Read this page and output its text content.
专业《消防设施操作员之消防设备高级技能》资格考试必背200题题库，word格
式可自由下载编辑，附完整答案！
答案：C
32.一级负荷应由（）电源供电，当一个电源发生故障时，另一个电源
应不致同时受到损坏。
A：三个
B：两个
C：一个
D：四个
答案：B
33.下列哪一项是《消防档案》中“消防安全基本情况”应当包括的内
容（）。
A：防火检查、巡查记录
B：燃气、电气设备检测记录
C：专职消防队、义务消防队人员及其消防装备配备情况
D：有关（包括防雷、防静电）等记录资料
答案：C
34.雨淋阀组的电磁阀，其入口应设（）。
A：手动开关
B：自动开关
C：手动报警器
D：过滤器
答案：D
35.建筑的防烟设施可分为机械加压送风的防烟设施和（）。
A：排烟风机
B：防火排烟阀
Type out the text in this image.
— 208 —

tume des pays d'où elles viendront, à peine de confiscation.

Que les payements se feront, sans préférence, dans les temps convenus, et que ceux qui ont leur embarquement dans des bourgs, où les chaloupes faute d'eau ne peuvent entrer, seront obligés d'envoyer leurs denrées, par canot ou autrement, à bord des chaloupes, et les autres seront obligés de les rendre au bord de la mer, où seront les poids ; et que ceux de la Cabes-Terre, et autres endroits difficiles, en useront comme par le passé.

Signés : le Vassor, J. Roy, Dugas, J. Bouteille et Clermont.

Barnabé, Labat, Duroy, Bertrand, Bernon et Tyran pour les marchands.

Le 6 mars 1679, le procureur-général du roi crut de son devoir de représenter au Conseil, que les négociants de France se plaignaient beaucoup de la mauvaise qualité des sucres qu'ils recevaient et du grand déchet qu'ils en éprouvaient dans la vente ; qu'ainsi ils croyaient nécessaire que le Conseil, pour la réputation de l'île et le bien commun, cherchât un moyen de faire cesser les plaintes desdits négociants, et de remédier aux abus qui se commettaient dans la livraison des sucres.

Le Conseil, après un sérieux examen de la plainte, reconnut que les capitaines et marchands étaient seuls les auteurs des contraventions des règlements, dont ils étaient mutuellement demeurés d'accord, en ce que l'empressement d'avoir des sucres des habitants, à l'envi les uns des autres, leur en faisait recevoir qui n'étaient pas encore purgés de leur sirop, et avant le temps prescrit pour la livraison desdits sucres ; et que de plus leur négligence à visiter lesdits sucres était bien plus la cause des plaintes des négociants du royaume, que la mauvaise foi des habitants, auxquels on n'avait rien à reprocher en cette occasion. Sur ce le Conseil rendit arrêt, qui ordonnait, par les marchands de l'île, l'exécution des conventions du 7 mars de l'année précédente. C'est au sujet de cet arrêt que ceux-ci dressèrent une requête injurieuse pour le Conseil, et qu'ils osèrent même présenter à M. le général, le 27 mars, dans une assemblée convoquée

+===+

## Instructions to follow
Tally the lines of the records holding the word "marchands", then give only the resulting number.

## Problem solution
2